=== Text to read ===
Clark’s (1995) critique of RS&G constitutes a rejection of one of their central positions. Clark argues that just because Networks A and B differ significantly in their weights and biases, it does not follow that all models producing the same output can have no common functional parts within them which could be defined as a belief. Instead, Clark claims there is a “higher level of description”, that will unify what seems “at the units-and-weights level, to be a chaotic disjunction of networks” (p.347, 1995). To illustrate this point, Clark gives the example of Sejnowski and Rosenberg’s (1987) post-hoc cluster analysis of NETtalk, a network trained to negotiate text-to-speech transformations. The crucial finding from this research being that, although separate training runs led to different versions of NETtalk that had very different descriptions at the units and weights level, all these versions of NETtalk yielded almost identical clustering profiles when subjected to post-hoc statistical analyses. The conclusion made by Clark is that “There may be higher-level descriptions which are both scientifically well grounded and which capture commonalities between networks which are invisible at the units-and-weights level of analysis” (p.347, 1995).
However, many other theorists who are also opposed to RS&G’s arguments have disagreed with Clark’s (1995) analysis (e.g. Egan, 1995; Stitch & Warfield, 1995). They argue that the logic does not follow even within the example of NETtalk, and even less so when generalised to all connectionist models, as Clark attempts. One prominent criticism comes from Stitch and Warfield (1995) who argue that on the basis of Clark’s analysis, it might be plausible to conjecture that all networks that follow a NETtalk-like-structure will yield similar clustering profiles. However, it is almost certainly true that one could build many NETtalk models which do not conform to or even resemble the original NETtalk model’s structure. Such that it is possible to build a model which produces the same output as NETtalk i.e. accurate text-to-speech transformations, with 80 hidden units (as in Sejnowski and Rosenberg’s 1987 model), or with 8000 units. This is because when training up using back-propagation, systems with hidden units to spare tend to find strategies very different from those invoked by systems with fewer hidden units (Sanger, 1989). Thus Stitch and Warfield (1995) argue there is no evidence that all NETtalk networks, whatever the structure, will exhibit much the same clustering profile, undermining the foundation for Clark’s argument for a ‘higher level of description’.

=== Supplied information ===
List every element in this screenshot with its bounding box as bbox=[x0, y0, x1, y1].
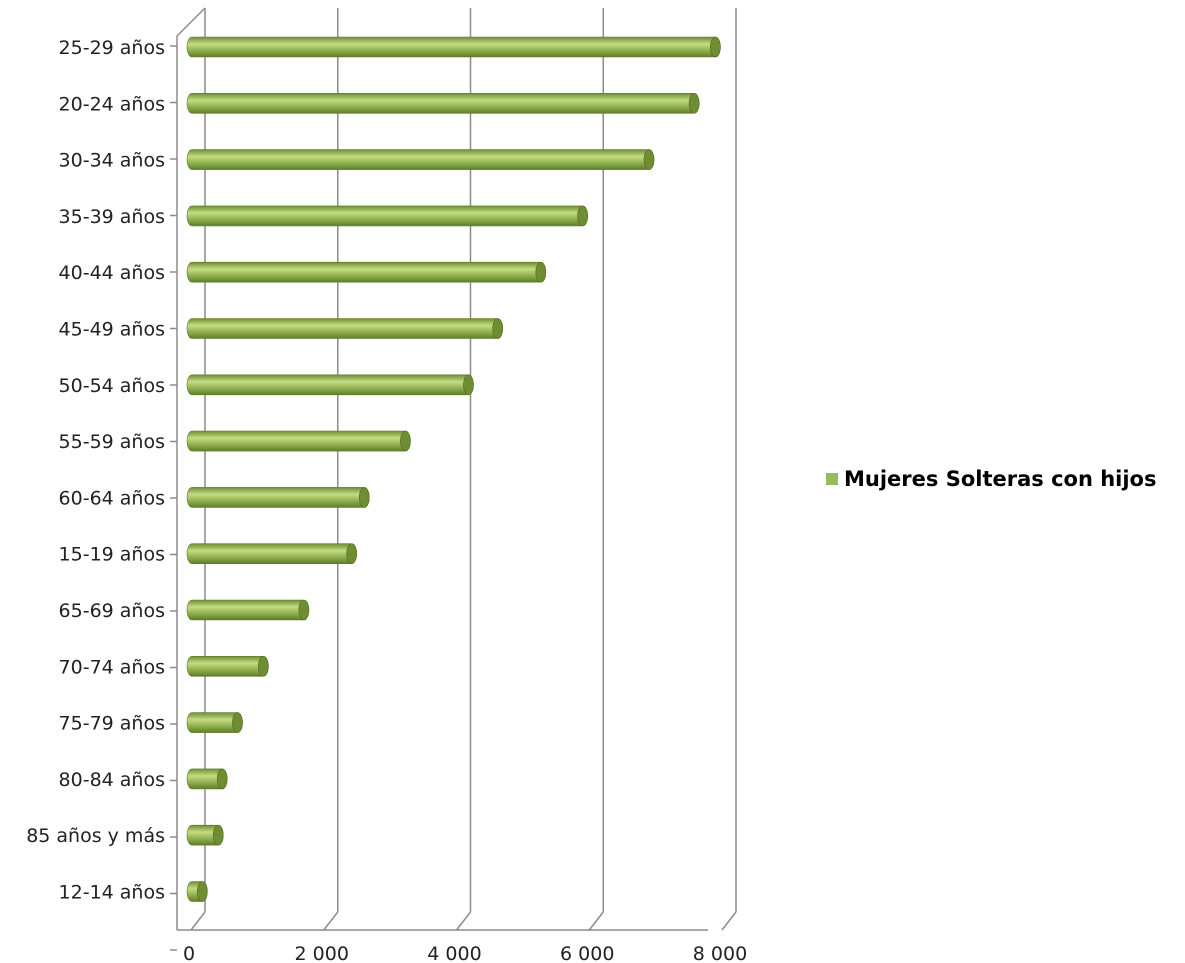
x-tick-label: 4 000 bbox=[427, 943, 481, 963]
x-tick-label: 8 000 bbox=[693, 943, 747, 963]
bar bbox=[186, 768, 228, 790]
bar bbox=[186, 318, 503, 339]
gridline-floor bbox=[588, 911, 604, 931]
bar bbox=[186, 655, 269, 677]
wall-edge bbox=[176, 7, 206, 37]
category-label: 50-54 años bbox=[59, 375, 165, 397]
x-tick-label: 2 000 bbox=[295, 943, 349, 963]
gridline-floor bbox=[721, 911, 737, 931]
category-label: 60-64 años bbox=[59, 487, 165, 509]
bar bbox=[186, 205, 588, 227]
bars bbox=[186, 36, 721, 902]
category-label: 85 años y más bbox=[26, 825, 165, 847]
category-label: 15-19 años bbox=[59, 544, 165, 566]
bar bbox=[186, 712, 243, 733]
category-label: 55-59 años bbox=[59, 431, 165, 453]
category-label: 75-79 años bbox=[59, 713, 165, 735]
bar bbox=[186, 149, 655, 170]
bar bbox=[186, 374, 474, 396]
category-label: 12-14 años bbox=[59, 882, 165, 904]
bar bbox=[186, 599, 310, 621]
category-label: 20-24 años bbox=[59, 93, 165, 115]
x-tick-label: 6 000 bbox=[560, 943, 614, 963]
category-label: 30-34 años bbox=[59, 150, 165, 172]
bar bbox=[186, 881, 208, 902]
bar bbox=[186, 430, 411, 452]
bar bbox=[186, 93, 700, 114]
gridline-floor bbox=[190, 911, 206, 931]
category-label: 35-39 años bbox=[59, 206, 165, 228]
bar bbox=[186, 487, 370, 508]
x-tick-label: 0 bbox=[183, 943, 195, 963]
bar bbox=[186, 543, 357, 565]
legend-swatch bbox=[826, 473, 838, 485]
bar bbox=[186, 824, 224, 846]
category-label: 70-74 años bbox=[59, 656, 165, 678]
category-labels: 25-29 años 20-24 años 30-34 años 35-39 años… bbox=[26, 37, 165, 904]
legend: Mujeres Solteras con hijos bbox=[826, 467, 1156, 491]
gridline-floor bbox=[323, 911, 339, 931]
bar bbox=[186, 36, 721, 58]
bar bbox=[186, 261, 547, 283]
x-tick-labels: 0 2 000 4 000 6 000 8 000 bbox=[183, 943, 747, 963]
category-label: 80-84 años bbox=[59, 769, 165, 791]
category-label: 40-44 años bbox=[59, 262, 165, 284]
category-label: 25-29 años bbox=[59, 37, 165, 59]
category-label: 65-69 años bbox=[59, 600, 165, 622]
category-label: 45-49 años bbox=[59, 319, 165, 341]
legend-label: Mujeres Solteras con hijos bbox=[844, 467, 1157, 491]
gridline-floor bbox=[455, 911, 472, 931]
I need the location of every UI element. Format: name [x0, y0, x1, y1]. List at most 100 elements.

=== Aim ===
Carry on the text about Clark's critique of RS&G and connectionist networks from its last sentence. The lines aren't needed for this.

=== Final answer ===
Despite many differences in the opinions of those arguing against RS&G, there exists some common ground. A frequent critique in this area is that RS&G’s analysis misinterprets the construct ‘belief’, with adverse consequences for their overall position (e.g Bickle, 1993; Egan, 1995). Botterill (1994) makes just such a point, asserting that a distinction between an active belief and a belief as a mere disposition is needed here. He argues further that once this distinction is made, the alleged incompatibility which RS&G purport between the way connectionist models function and the way folk psychology represent us functioning, simply disappear. This distinction is based on the argument that beliefs can persist as dispositions over long periods of time, but while they are dispositions they are mere potentialities to think certain occurrent thoughts. This means that beliefs-as-dispositions are only dispositions to enter states that are functionally discrete. Therefore, if belief is accepted to conform to this definition, then it undermines RS&G’s argument that beliefs must be ‘propositionally modular’, as this requires that all beliefs are functionally discrete all of the time.
This disagreement over what constitutes a belief is a problem, both for RS&G’s position but also for those who oppose it. It weakens the arguments on both sides because a foundation is lacking in how the topic can be approached. If every criticism can be met by a new interpretation of belief then there is little hope for progress in the field. As this topic is investigated by both philosophers and cognitive scientists, it may seem likely that this is where the disassociation lies, but Von Eckardt (2005) illustrates that there appears to be genuine confusion between researchers both across and within disciplines over what should constitute ‘belief’.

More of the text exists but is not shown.